» PROBLEM STATEMENT:
Output each entry below as it stands, leaving out every picture.

* Start AVAILABLE DATA *

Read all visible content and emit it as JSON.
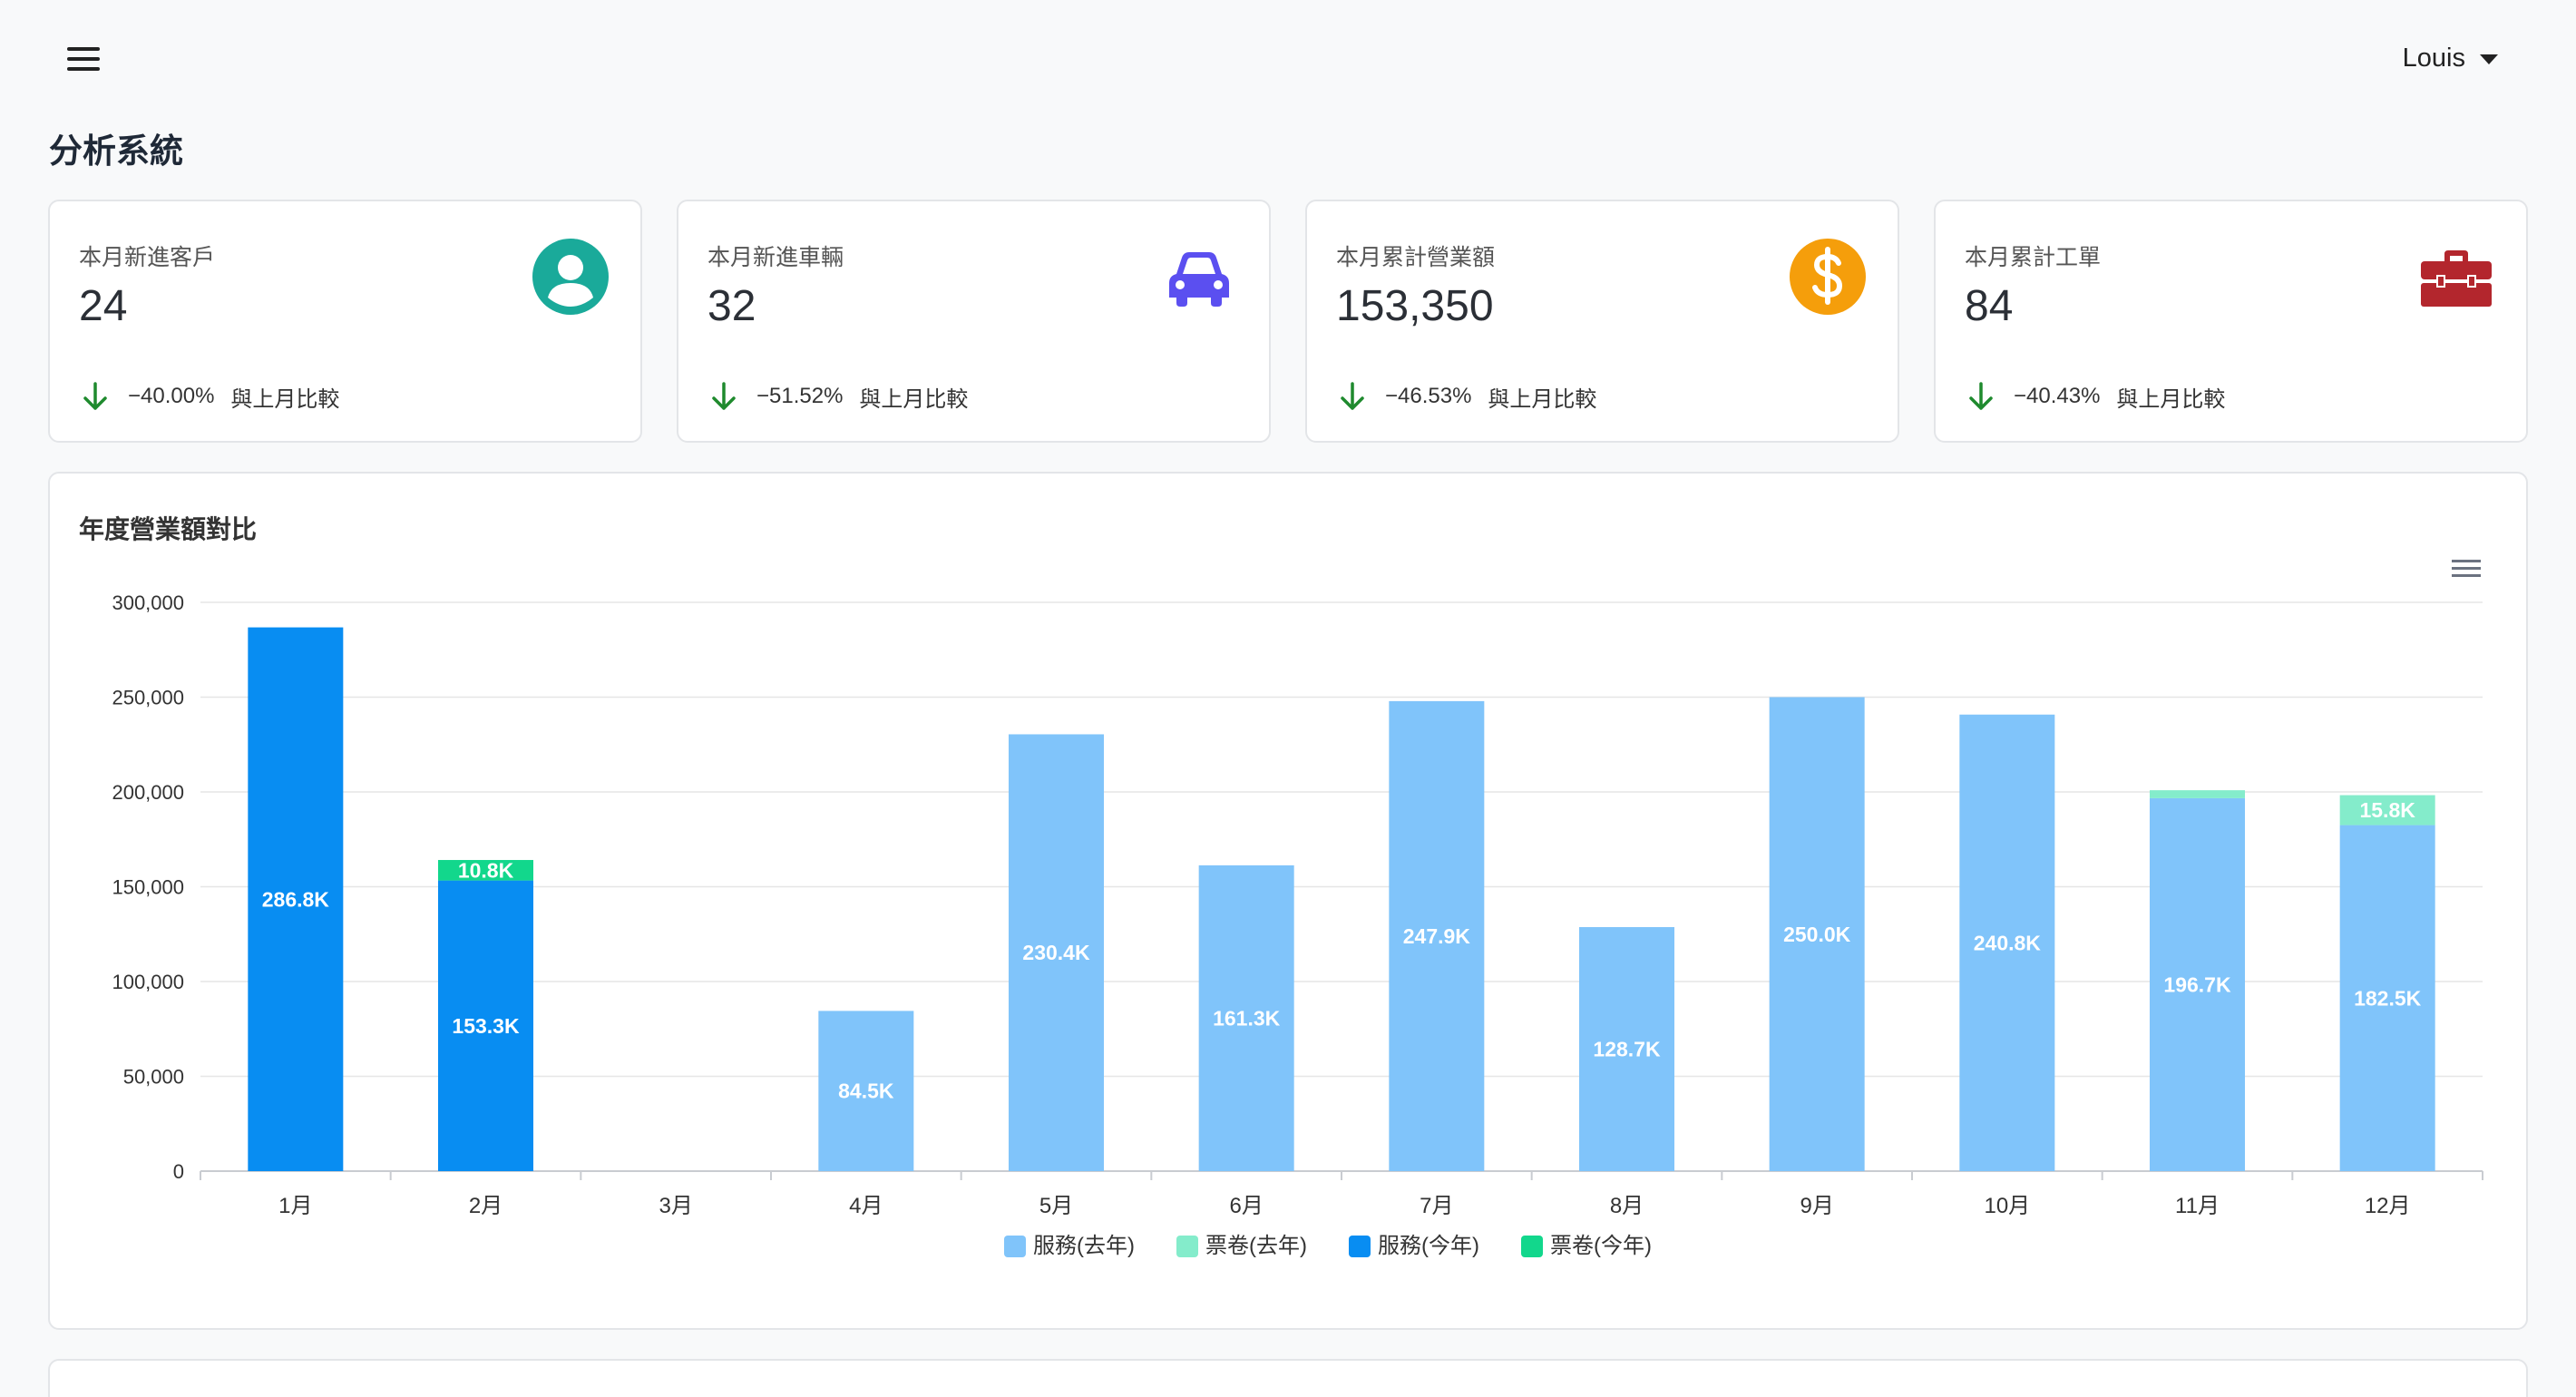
{
  "header": {
    "menu_icon": "hamburger-icon",
    "user_name": "Louis",
    "user_caret_icon": "caret-down-icon"
  },
  "page_title": "分析系統",
  "cards": [
    {
      "label": "本月新進客戶",
      "value": "24",
      "change": "−40.00%",
      "compare": "與上月比較",
      "icon": "user-icon",
      "icon_color": "#1aaa9a"
    },
    {
      "label": "本月新進車輛",
      "value": "32",
      "change": "−51.52%",
      "compare": "與上月比較",
      "icon": "car-icon",
      "icon_color": "#5b4ff0"
    },
    {
      "label": "本月累計營業額",
      "value": "153,350",
      "change": "−46.53%",
      "compare": "與上月比較",
      "icon": "dollar-icon",
      "icon_color": "#f59e0b"
    },
    {
      "label": "本月累計工單",
      "value": "84",
      "change": "−40.43%",
      "compare": "與上月比較",
      "icon": "toolbox-icon",
      "icon_color": "#b3262d"
    }
  ],
  "trend_color": "#1f8a2e",
  "chart": {
    "title": "年度營業額對比",
    "menu_icon": "chart-menu-icon"
  },
  "chart_data": {
    "type": "bar",
    "stacked": true,
    "title": "年度營業額對比",
    "xlabel": "",
    "ylabel": "",
    "ylim": [
      0,
      300000
    ],
    "yticks": [
      "0",
      "50,000",
      "100,000",
      "150,000",
      "200,000",
      "250,000",
      "300,000"
    ],
    "grid": true,
    "legend_position": "bottom",
    "categories": [
      "1月",
      "2月",
      "3月",
      "4月",
      "5月",
      "6月",
      "7月",
      "8月",
      "9月",
      "10月",
      "11月",
      "12月"
    ],
    "series": [
      {
        "name": "服務(去年)",
        "color": "#80c4fa",
        "values": [
          0,
          0,
          0,
          84500,
          230400,
          161300,
          247900,
          128700,
          250000,
          240800,
          196700,
          182500
        ],
        "labels": [
          "",
          "",
          "",
          "84.5K",
          "230.4K",
          "161.3K",
          "247.9K",
          "128.7K",
          "250.0K",
          "240.8K",
          "196.7K",
          "182.5K"
        ]
      },
      {
        "name": "票卷(去年)",
        "color": "#84eccb",
        "values": [
          0,
          0,
          0,
          0,
          0,
          0,
          0,
          0,
          0,
          0,
          4200,
          15800
        ],
        "labels": [
          "",
          "",
          "",
          "",
          "",
          "",
          "",
          "",
          "",
          "",
          "",
          "15.8K"
        ]
      },
      {
        "name": "服務(今年)",
        "color": "#088df2",
        "values": [
          286800,
          153300,
          0,
          0,
          0,
          0,
          0,
          0,
          0,
          0,
          0,
          0
        ],
        "labels": [
          "286.8K",
          "153.3K",
          "",
          "",
          "",
          "",
          "",
          "",
          "",
          "",
          "",
          ""
        ]
      },
      {
        "name": "票卷(今年)",
        "color": "#12d78c",
        "values": [
          0,
          10800,
          0,
          0,
          0,
          0,
          0,
          0,
          0,
          0,
          0,
          0
        ],
        "labels": [
          "",
          "10.8K",
          "",
          "",
          "",
          "",
          "",
          "",
          "",
          "",
          "",
          ""
        ]
      }
    ]
  }
}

* End AVAILABLE DATA *

» OUTPUT FOR THIS EXERCISE:
Read all visible content and emit it as JSON.
{
  "header": {
    "menu_icon": "hamburger-icon",
    "user_name": "Louis",
    "user_caret_icon": "caret-down-icon"
  },
  "page_title": "分析系統",
  "cards": [
    {
      "label": "本月新進客戶",
      "value": "24",
      "change": "−40.00%",
      "compare": "與上月比較",
      "icon": "user-icon",
      "icon_color": "#1aaa9a"
    },
    {
      "label": "本月新進車輛",
      "value": "32",
      "change": "−51.52%",
      "compare": "與上月比較",
      "icon": "car-icon",
      "icon_color": "#5b4ff0"
    },
    {
      "label": "本月累計營業額",
      "value": "153,350",
      "change": "−46.53%",
      "compare": "與上月比較",
      "icon": "dollar-icon",
      "icon_color": "#f59e0b"
    },
    {
      "label": "本月累計工單",
      "value": "84",
      "change": "−40.43%",
      "compare": "與上月比較",
      "icon": "toolbox-icon",
      "icon_color": "#b3262d"
    }
  ],
  "trend_color": "#1f8a2e",
  "chart": {
    "title": "年度營業額對比",
    "menu_icon": "chart-menu-icon"
  },
  "chart_data": {
    "type": "bar",
    "stacked": true,
    "title": "年度營業額對比",
    "xlabel": "",
    "ylabel": "",
    "ylim": [
      0,
      300000
    ],
    "yticks": [
      "0",
      "50,000",
      "100,000",
      "150,000",
      "200,000",
      "250,000",
      "300,000"
    ],
    "grid": true,
    "legend_position": "bottom",
    "categories": [
      "1月",
      "2月",
      "3月",
      "4月",
      "5月",
      "6月",
      "7月",
      "8月",
      "9月",
      "10月",
      "11月",
      "12月"
    ],
    "series": [
      {
        "name": "服務(去年)",
        "color": "#80c4fa",
        "values": [
          0,
          0,
          0,
          84500,
          230400,
          161300,
          247900,
          128700,
          250000,
          240800,
          196700,
          182500
        ],
        "labels": [
          "",
          "",
          "",
          "84.5K",
          "230.4K",
          "161.3K",
          "247.9K",
          "128.7K",
          "250.0K",
          "240.8K",
          "196.7K",
          "182.5K"
        ]
      },
      {
        "name": "票卷(去年)",
        "color": "#84eccb",
        "values": [
          0,
          0,
          0,
          0,
          0,
          0,
          0,
          0,
          0,
          0,
          4200,
          15800
        ],
        "labels": [
          "",
          "",
          "",
          "",
          "",
          "",
          "",
          "",
          "",
          "",
          "",
          "15.8K"
        ]
      },
      {
        "name": "服務(今年)",
        "color": "#088df2",
        "values": [
          286800,
          153300,
          0,
          0,
          0,
          0,
          0,
          0,
          0,
          0,
          0,
          0
        ],
        "labels": [
          "286.8K",
          "153.3K",
          "",
          "",
          "",
          "",
          "",
          "",
          "",
          "",
          "",
          ""
        ]
      },
      {
        "name": "票卷(今年)",
        "color": "#12d78c",
        "values": [
          0,
          10800,
          0,
          0,
          0,
          0,
          0,
          0,
          0,
          0,
          0,
          0
        ],
        "labels": [
          "",
          "10.8K",
          "",
          "",
          "",
          "",
          "",
          "",
          "",
          "",
          "",
          ""
        ]
      }
    ]
  }
}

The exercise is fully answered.